Что нужно сделать -
- a) Перепечатайте из фрагмента о детях войны всё, начиная со слов «В былые годы, заводили» и вплоть до слов «Это зефир, кушай.».
- b) Пожалуйста, продолжите фрагмент о детях войны после его последнего предложения.

Фрагмент текста -

---*---

Правда, кажется, что детворы стало особенно много, особенно маленьких: до года, два, три. Все родились в войну.
— Понимаешь, — говорит мне приятель, — комендантский час, идти некуда, заняться нечем, вот и. Отсюда и рождаемость.
— А я думаю, что это не объяснение. Ну, при чем тут комендантский час?! Просто люди в такие времена вспоминают, что их задача не только убивать себе подобных, но и воспроизводить. Включаются какие-то механизмы, о существовании которых мы не знаем или не хотим знать и слышать. Мы думаем, что инстинкт, он как у Павлова — руку от горячего отдернуть? А нет, глубже механизмы, гораздо глубже.
В былые годы, заводили по одному ребенку, чтобы не плодить нищету, а сейчас, плевать, лишь бы жили. А там разберемся.
На маленькой автостанции невысокая молодая мама достает из полиэтиленового пакета своей дочке лет шести-семи розовую зефирину.
— Это пряник?
— Это зефир, кушай.
— Очень вкусно, спасибо, мамочка, — говорит ребенок с совершенно взрослыми интонациями.
Наверное, они все-таки другие.

---*---

[Данные предсказания ограничивающих рамок]

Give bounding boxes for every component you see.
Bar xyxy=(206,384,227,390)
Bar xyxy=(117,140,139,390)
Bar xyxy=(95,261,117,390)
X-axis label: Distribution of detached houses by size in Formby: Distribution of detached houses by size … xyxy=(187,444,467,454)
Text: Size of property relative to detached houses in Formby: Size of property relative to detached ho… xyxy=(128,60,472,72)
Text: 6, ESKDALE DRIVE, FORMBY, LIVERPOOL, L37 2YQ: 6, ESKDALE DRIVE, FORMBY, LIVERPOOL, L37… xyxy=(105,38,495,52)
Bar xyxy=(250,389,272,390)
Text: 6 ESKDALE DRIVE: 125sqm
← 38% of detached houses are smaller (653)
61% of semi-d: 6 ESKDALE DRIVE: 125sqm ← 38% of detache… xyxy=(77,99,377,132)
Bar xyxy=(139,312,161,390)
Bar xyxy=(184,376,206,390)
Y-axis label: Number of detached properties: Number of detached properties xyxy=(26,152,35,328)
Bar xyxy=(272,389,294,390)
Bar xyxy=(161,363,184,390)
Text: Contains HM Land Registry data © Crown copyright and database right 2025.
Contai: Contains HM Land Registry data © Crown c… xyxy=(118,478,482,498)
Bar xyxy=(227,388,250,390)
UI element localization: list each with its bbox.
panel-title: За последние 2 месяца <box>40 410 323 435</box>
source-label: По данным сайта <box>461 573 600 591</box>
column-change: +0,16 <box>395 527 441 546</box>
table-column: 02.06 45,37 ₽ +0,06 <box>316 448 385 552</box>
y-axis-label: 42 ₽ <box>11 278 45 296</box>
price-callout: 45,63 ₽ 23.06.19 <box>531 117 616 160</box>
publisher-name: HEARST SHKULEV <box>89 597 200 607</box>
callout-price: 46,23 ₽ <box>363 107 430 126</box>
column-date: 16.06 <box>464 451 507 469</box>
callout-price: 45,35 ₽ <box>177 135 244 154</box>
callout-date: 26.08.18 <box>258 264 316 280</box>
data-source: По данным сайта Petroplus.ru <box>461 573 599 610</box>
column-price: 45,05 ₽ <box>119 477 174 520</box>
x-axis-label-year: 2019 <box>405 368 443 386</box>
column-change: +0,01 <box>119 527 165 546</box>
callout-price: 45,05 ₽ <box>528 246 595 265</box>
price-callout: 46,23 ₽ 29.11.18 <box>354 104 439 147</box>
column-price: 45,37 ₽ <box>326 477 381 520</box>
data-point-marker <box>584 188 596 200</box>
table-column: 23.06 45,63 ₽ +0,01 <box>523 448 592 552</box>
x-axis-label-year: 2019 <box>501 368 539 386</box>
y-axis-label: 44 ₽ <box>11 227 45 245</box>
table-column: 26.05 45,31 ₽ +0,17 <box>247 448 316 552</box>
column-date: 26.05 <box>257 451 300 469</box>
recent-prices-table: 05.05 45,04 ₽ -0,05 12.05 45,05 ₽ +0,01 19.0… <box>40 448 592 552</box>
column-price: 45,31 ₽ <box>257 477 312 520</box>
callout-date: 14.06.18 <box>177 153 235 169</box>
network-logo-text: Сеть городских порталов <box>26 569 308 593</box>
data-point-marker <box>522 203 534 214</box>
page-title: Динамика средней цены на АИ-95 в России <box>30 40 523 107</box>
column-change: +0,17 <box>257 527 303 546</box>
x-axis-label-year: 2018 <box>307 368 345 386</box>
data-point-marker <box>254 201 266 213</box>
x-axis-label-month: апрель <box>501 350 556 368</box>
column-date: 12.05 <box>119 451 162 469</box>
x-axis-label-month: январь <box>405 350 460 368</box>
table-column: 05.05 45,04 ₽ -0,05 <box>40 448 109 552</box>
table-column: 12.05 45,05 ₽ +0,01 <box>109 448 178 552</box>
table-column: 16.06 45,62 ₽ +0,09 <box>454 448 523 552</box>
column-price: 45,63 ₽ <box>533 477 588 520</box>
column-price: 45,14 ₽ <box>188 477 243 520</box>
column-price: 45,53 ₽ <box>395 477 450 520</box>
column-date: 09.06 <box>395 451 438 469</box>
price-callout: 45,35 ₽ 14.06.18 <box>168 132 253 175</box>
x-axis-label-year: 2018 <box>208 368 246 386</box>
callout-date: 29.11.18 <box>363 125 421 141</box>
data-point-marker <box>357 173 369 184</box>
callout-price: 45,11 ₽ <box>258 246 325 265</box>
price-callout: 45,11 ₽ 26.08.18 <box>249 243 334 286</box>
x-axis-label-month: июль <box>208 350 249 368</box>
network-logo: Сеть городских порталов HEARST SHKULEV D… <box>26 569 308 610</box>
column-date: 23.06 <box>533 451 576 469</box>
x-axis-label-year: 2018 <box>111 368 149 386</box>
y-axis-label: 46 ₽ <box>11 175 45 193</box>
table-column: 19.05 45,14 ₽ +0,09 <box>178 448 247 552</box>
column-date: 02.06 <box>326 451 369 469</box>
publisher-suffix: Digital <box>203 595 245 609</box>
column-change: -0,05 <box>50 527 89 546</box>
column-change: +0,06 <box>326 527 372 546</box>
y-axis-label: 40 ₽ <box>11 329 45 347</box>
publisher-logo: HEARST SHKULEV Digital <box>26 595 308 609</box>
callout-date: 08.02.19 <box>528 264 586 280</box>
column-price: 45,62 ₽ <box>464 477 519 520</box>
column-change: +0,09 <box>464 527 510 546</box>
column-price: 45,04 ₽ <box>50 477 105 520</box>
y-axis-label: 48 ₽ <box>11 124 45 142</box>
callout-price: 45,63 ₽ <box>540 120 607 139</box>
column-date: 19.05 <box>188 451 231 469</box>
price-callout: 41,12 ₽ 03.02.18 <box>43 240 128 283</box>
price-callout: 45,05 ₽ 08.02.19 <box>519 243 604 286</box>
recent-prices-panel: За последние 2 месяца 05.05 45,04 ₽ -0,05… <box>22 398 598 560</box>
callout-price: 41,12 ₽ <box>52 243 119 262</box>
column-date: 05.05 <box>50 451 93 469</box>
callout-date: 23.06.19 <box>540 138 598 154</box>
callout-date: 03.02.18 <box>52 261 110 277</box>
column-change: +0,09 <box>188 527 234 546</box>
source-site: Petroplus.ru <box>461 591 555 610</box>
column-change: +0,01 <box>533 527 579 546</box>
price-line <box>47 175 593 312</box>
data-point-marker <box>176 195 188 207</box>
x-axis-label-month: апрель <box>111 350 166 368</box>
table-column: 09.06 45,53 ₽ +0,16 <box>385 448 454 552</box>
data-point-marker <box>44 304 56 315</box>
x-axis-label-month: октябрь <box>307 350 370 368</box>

---*---

Ваши ответы -
- a)
В былые годы, заводили по одному ребенку, чтобы не плодить нищету, а сейчас, плевать, лишь бы жили. А там разберемся.
На маленькой автостанции невысокая молодая мама достает из полиэтиленового пакета своей дочке лет шести-семи розовую зефирину.
— Это пряник?
— Это зефир, кушай.

- b)
Перед Новым годом противоборствующие стороны договорились о перемирии, а это верный знак, что в дни до объявления о прекращении огня линия фронта загорится как рождественская ель. Так было всякий раз, поэтому надо эти дни просто пережить и молить Бога, чтобы обострение не затронуло тебя персонально. А все остальное как-то можно пережить.
«Шифонэры падают» — шутят дончане в соцсетях об особо громких взрывах. Так можно шутить, когда это достаточно далеко. Но если даже «пустяковая» 82-я мина взрывается в ста метрах от тебя, уже не до шуток. А если попадает в дом, тогда уж совсем всё. И никакой телерепортаж не передаст боли и отчаяния людей, которые в один миг остались без крова.
— У меня в голове как перемкнуло все, — рассказывает на экране о своей беде дедушка из Ясиноватой, на фоне искореженного взрывом окна. В квартире стеклянные осколки и битый кирпич. А дедушку то ли и правда контузило, то ли решил от стресса немного «махнуть». И кто его за это осудит?
— Я тебе сейчас объясню механизм, почему так происходит, — рассказывает военный. — Почему перед перемирием всегда война. Вот, ты представь, огневая позиция на линии фронта или рядом. И к ней нужно тащить боеприпасы, долго тащить. Сначала куда-то довезти автотранспортом, а потом уже на себе. Под пулями, прячась в складках местности. А тут объявляют, что все, с такого-то дня — тишина. Жалко же, что оно пропадает. Вот и начинают «выпуливать» накопленный запас так, чтобы не оказалось, что зря носили.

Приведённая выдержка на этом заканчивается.